**Challenge**: Records follow. Select each line holding "name".

— Begin Supplied information —

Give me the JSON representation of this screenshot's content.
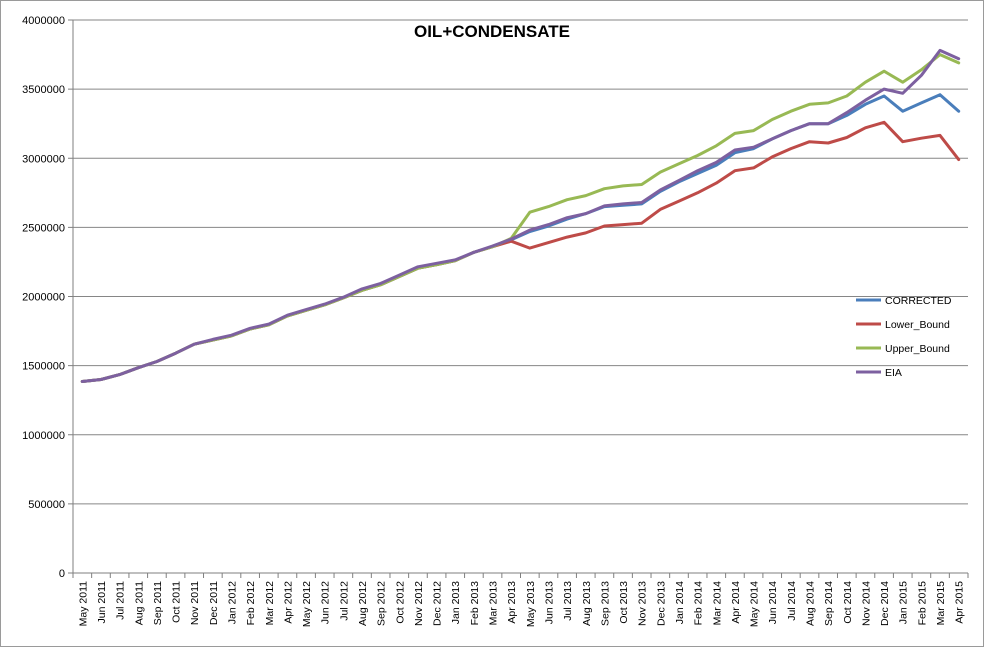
{
  "chart_data": {
    "type": "line",
    "title": "OIL+CONDENSATE",
    "xlabel": "",
    "ylabel": "",
    "ylim": [
      0,
      4000000
    ],
    "yticks": [
      "0",
      "500000",
      "1000000",
      "1500000",
      "2000000",
      "2500000",
      "3000000",
      "3500000",
      "4000000"
    ],
    "grid": "horizontal",
    "legend_position": "right",
    "x": [
      "May 2011",
      "Jun 2011",
      "Jul 2011",
      "Aug 2011",
      "Sep 2011",
      "Oct 2011",
      "Nov 2011",
      "Dec 2011",
      "Jan 2012",
      "Feb 2012",
      "Mar 2012",
      "Apr 2012",
      "May 2012",
      "Jun 2012",
      "Jul 2012",
      "Aug 2012",
      "Sep 2012",
      "Oct 2012",
      "Nov 2012",
      "Dec 2012",
      "Jan 2013",
      "Feb 2013",
      "Mar 2013",
      "Apr 2013",
      "May 2013",
      "Jun 2013",
      "Jul 2013",
      "Aug 2013",
      "Sep 2013",
      "Oct 2013",
      "Nov 2013",
      "Dec 2013",
      "Jan 2014",
      "Feb 2014",
      "Mar 2014",
      "Apr 2014",
      "May 2014",
      "Jun 2014",
      "Jul 2014",
      "Aug 2014",
      "Sep 2014",
      "Oct 2014",
      "Nov 2014",
      "Dec 2014",
      "Jan 2015",
      "Feb 2015",
      "Mar 2015",
      "Apr 2015"
    ],
    "series": [
      {
        "name": "CORRECTED",
        "color": "#4a7ebb",
        "values": [
          1385000,
          1400000,
          1435000,
          1485000,
          1530000,
          1590000,
          1655000,
          1685000,
          1715000,
          1765000,
          1795000,
          1860000,
          1900000,
          1940000,
          1990000,
          2045000,
          2085000,
          2145000,
          2205000,
          2230000,
          2260000,
          2320000,
          2360000,
          2410000,
          2470000,
          2510000,
          2560000,
          2600000,
          2650000,
          2660000,
          2670000,
          2760000,
          2830000,
          2890000,
          2950000,
          3040000,
          3070000,
          3140000,
          3200000,
          3250000,
          3250000,
          3310000,
          3390000,
          3450000,
          3340000,
          3400000,
          3460000,
          3340000
        ]
      },
      {
        "name": "Lower_Bound",
        "color": "#be4b48",
        "values": [
          1385000,
          1400000,
          1435000,
          1485000,
          1530000,
          1590000,
          1655000,
          1685000,
          1715000,
          1765000,
          1795000,
          1860000,
          1900000,
          1940000,
          1990000,
          2045000,
          2085000,
          2145000,
          2205000,
          2230000,
          2260000,
          2320000,
          2360000,
          2400000,
          2350000,
          2390000,
          2430000,
          2460000,
          2510000,
          2520000,
          2530000,
          2630000,
          2690000,
          2750000,
          2820000,
          2910000,
          2930000,
          3010000,
          3070000,
          3120000,
          3110000,
          3150000,
          3220000,
          3260000,
          3120000,
          3145000,
          3165000,
          2990000
        ]
      },
      {
        "name": "Upper_Bound",
        "color": "#98b954",
        "values": [
          1385000,
          1400000,
          1435000,
          1485000,
          1530000,
          1590000,
          1655000,
          1685000,
          1715000,
          1765000,
          1795000,
          1860000,
          1900000,
          1940000,
          1990000,
          2045000,
          2085000,
          2145000,
          2205000,
          2230000,
          2260000,
          2320000,
          2360000,
          2420000,
          2610000,
          2650000,
          2700000,
          2730000,
          2780000,
          2800000,
          2810000,
          2900000,
          2960000,
          3020000,
          3090000,
          3180000,
          3200000,
          3280000,
          3340000,
          3390000,
          3400000,
          3450000,
          3550000,
          3630000,
          3550000,
          3640000,
          3750000,
          3690000
        ]
      },
      {
        "name": "EIA",
        "color": "#7d60a0",
        "values": [
          1385000,
          1400000,
          1435000,
          1485000,
          1530000,
          1590000,
          1655000,
          1690000,
          1720000,
          1770000,
          1800000,
          1865000,
          1905000,
          1945000,
          1995000,
          2055000,
          2095000,
          2155000,
          2215000,
          2240000,
          2265000,
          2320000,
          2365000,
          2415000,
          2480000,
          2520000,
          2570000,
          2600000,
          2655000,
          2670000,
          2680000,
          2770000,
          2840000,
          2910000,
          2970000,
          3060000,
          3080000,
          3140000,
          3200000,
          3250000,
          3250000,
          3330000,
          3420000,
          3500000,
          3470000,
          3600000,
          3780000,
          3720000
        ]
      }
    ]
  }
}
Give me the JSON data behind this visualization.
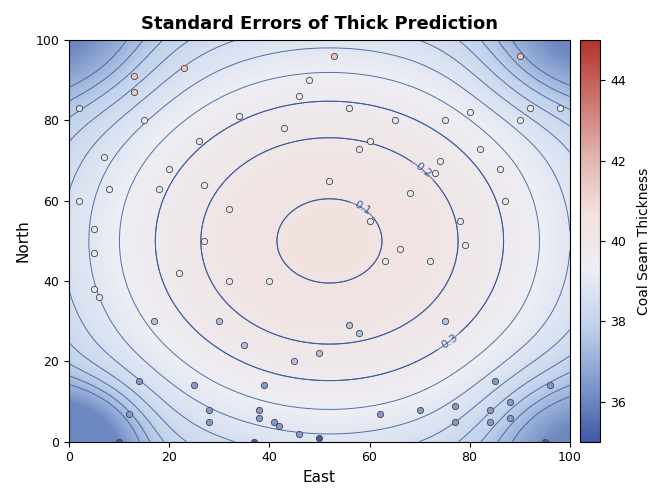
{
  "title": "Standard Errors of Thick Prediction",
  "xlabel": "East",
  "ylabel": "North",
  "colorbar_label": "Coal Seam Thickness",
  "colorbar_ticks": [
    36,
    38,
    40,
    42,
    44
  ],
  "xlim": [
    0,
    100
  ],
  "ylim": [
    0,
    100
  ],
  "xticks": [
    0,
    20,
    40,
    60,
    80,
    100
  ],
  "yticks": [
    0,
    20,
    40,
    60,
    80,
    100
  ],
  "contour_color": "#3a5a9a",
  "vmin": 35,
  "vmax": 45,
  "data_points": [
    [
      2,
      83
    ],
    [
      2,
      60
    ],
    [
      5,
      53
    ],
    [
      5,
      47
    ],
    [
      5,
      38
    ],
    [
      6,
      36
    ],
    [
      7,
      71
    ],
    [
      8,
      63
    ],
    [
      10,
      0
    ],
    [
      12,
      7
    ],
    [
      13,
      91
    ],
    [
      13,
      87
    ],
    [
      14,
      15
    ],
    [
      15,
      80
    ],
    [
      17,
      30
    ],
    [
      18,
      63
    ],
    [
      20,
      68
    ],
    [
      22,
      42
    ],
    [
      23,
      93
    ],
    [
      25,
      14
    ],
    [
      26,
      75
    ],
    [
      27,
      64
    ],
    [
      27,
      50
    ],
    [
      28,
      8
    ],
    [
      28,
      5
    ],
    [
      30,
      30
    ],
    [
      32,
      40
    ],
    [
      32,
      58
    ],
    [
      34,
      81
    ],
    [
      35,
      24
    ],
    [
      37,
      0
    ],
    [
      38,
      8
    ],
    [
      38,
      6
    ],
    [
      39,
      14
    ],
    [
      40,
      40
    ],
    [
      41,
      5
    ],
    [
      42,
      4
    ],
    [
      43,
      78
    ],
    [
      45,
      20
    ],
    [
      46,
      86
    ],
    [
      46,
      2
    ],
    [
      48,
      90
    ],
    [
      50,
      1
    ],
    [
      50,
      22
    ],
    [
      52,
      65
    ],
    [
      53,
      96
    ],
    [
      56,
      29
    ],
    [
      56,
      83
    ],
    [
      58,
      73
    ],
    [
      58,
      27
    ],
    [
      60,
      55
    ],
    [
      60,
      75
    ],
    [
      62,
      7
    ],
    [
      63,
      45
    ],
    [
      65,
      80
    ],
    [
      66,
      48
    ],
    [
      68,
      62
    ],
    [
      70,
      8
    ],
    [
      72,
      45
    ],
    [
      73,
      67
    ],
    [
      74,
      70
    ],
    [
      75,
      30
    ],
    [
      75,
      80
    ],
    [
      77,
      5
    ],
    [
      77,
      9
    ],
    [
      78,
      55
    ],
    [
      79,
      49
    ],
    [
      80,
      82
    ],
    [
      82,
      73
    ],
    [
      84,
      8
    ],
    [
      84,
      5
    ],
    [
      85,
      15
    ],
    [
      86,
      68
    ],
    [
      87,
      60
    ],
    [
      88,
      10
    ],
    [
      88,
      6
    ],
    [
      90,
      96
    ],
    [
      90,
      80
    ],
    [
      92,
      83
    ],
    [
      95,
      0
    ],
    [
      96,
      14
    ],
    [
      98,
      83
    ]
  ],
  "point_colors": [
    38.5,
    39,
    39,
    39,
    39,
    39,
    39,
    39,
    35,
    36.5,
    41.5,
    41.5,
    36.5,
    39,
    37.5,
    39,
    39,
    39,
    41.5,
    36.5,
    39,
    39,
    39,
    36.5,
    36.5,
    37.5,
    39,
    39,
    39,
    37.5,
    35,
    36.5,
    36.5,
    36.5,
    39,
    36.5,
    36.5,
    39,
    37.5,
    39,
    36.5,
    39,
    35,
    37.5,
    39,
    41.5,
    37.5,
    39,
    39,
    37.5,
    39,
    39,
    36.5,
    39,
    39,
    39,
    39,
    36.5,
    39,
    39,
    39,
    37.5,
    39,
    36.5,
    36.5,
    39,
    39,
    39,
    39,
    36.5,
    36.5,
    36.5,
    39,
    39,
    36.5,
    36.5,
    41.5,
    39,
    39,
    35,
    36.5,
    39
  ]
}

— End Supplied information —

**Answer**:
        "name": "CORRECTED",
        "name": "Lower_Bound",
        "name": "Upper_Bound",
        "name": "EIA",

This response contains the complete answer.